--- START Exercise data ---

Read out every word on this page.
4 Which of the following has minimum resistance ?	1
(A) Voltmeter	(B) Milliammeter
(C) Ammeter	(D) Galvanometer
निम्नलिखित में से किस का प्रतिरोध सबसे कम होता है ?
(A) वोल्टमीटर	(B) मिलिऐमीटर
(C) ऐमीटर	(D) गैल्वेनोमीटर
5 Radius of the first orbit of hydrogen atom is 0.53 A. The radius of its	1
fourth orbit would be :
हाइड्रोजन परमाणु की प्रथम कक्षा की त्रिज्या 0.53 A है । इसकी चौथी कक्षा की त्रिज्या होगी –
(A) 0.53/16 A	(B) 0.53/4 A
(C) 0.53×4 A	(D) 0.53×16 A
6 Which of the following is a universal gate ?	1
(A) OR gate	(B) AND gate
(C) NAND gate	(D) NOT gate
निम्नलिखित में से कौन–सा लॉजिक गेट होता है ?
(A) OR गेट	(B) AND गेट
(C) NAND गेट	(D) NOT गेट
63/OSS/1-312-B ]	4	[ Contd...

--- END Exercise data ---

**Written task**
Count every line of the material above that holds the string "gate", then state only the total.

**Result of this exercise**
3